## Records shown
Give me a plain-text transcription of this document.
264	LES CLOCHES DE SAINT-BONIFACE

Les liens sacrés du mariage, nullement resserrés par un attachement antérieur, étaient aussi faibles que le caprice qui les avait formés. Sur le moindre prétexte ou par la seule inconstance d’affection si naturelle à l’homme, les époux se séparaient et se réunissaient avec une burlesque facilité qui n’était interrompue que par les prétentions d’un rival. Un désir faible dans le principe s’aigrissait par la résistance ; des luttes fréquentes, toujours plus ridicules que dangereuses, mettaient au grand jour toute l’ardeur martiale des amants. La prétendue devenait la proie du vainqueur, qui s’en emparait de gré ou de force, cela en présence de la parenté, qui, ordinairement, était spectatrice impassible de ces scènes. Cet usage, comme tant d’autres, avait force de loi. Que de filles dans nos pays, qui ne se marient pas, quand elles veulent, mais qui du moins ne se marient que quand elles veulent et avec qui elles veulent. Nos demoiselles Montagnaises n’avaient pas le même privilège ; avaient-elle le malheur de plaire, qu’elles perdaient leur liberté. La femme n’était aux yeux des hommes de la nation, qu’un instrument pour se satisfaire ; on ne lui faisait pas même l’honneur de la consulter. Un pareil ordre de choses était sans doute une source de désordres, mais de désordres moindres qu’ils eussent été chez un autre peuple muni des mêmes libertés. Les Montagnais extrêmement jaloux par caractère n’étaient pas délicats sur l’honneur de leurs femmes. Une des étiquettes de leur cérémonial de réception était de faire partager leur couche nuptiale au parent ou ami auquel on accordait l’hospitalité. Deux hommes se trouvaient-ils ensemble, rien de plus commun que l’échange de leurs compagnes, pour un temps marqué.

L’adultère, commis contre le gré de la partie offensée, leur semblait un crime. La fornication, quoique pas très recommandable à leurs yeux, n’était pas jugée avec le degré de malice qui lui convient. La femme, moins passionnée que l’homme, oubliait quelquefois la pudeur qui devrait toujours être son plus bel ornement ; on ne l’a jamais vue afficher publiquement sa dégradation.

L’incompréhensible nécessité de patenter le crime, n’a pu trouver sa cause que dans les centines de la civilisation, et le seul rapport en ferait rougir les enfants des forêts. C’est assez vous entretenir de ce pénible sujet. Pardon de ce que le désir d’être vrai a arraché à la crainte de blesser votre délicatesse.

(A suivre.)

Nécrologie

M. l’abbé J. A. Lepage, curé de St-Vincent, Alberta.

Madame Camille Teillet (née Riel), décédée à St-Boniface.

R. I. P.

...

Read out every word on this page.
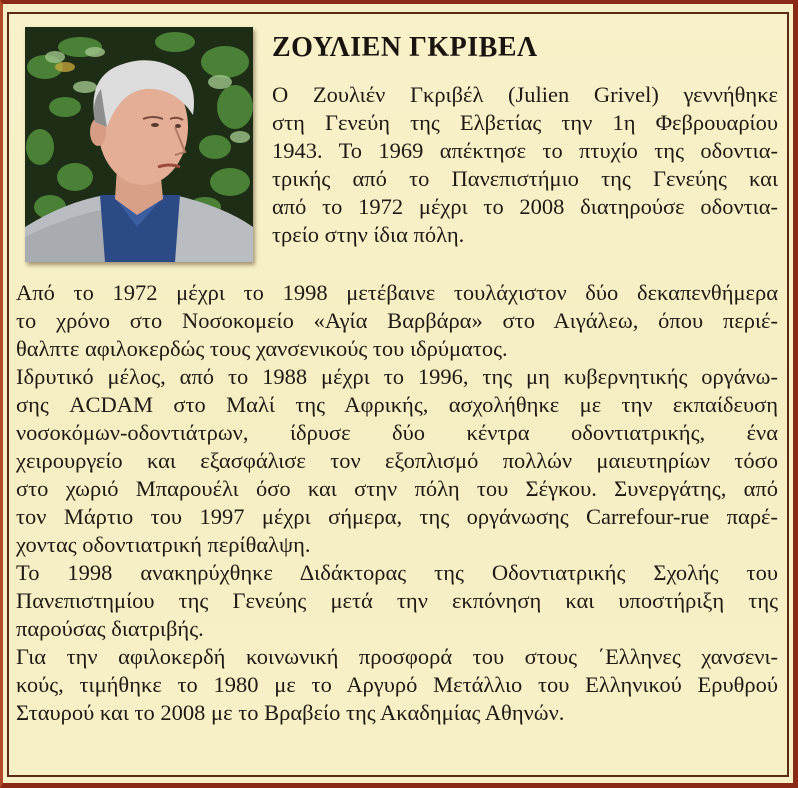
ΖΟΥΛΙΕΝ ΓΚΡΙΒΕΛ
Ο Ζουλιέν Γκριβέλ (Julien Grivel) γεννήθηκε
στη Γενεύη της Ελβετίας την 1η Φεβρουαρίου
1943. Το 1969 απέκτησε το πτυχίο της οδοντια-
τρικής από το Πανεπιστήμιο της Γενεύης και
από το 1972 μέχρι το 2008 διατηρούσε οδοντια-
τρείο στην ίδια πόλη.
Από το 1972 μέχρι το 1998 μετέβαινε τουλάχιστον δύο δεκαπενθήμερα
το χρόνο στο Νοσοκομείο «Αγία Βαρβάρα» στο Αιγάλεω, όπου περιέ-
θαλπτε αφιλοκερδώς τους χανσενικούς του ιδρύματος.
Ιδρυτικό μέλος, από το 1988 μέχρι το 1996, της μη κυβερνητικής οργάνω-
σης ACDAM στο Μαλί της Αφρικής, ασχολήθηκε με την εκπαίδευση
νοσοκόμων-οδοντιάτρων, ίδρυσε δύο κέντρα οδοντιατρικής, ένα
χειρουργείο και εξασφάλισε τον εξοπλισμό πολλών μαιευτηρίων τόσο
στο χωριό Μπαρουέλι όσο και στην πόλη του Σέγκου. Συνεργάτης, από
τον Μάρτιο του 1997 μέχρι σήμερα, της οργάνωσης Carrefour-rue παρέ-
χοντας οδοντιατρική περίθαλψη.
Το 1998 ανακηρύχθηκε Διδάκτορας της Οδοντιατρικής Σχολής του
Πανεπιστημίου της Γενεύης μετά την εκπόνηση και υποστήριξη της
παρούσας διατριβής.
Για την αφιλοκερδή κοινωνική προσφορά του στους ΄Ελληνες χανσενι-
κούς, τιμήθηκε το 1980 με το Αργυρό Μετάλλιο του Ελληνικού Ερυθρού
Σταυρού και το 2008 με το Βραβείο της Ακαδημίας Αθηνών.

* * *

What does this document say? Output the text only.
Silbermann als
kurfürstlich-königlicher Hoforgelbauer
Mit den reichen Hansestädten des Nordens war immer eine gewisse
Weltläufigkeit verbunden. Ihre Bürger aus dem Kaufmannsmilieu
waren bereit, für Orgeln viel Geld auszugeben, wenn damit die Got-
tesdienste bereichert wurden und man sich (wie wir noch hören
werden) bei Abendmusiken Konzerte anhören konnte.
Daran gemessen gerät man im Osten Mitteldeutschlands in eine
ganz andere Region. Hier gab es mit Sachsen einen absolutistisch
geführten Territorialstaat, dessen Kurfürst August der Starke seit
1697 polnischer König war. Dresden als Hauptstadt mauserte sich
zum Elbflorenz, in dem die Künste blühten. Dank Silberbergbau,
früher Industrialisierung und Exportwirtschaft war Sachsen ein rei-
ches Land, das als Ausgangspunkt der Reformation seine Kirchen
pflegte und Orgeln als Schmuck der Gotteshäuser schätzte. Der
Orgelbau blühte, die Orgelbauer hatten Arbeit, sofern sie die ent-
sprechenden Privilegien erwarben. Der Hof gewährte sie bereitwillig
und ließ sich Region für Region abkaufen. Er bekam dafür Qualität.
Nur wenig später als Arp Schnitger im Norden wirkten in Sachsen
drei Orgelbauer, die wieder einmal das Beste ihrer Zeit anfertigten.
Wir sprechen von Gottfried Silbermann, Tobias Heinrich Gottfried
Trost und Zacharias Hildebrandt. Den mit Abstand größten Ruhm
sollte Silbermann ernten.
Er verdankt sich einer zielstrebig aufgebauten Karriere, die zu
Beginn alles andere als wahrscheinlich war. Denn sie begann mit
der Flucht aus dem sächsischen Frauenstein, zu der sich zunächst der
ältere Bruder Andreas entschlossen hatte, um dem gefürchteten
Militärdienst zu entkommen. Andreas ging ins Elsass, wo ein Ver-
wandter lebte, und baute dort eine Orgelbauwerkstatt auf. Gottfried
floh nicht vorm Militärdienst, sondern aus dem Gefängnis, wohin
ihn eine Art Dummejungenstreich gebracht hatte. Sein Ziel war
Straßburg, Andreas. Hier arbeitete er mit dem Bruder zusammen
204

## Stated problem
Lines that hold "στην" are the ones to copy; find all of them.

## Task output
τρείο στην ίδια πόλη.
στο χωριό Μπαρουέλι όσο και στην πόλη του Σέγκου. Συνεργάτης, από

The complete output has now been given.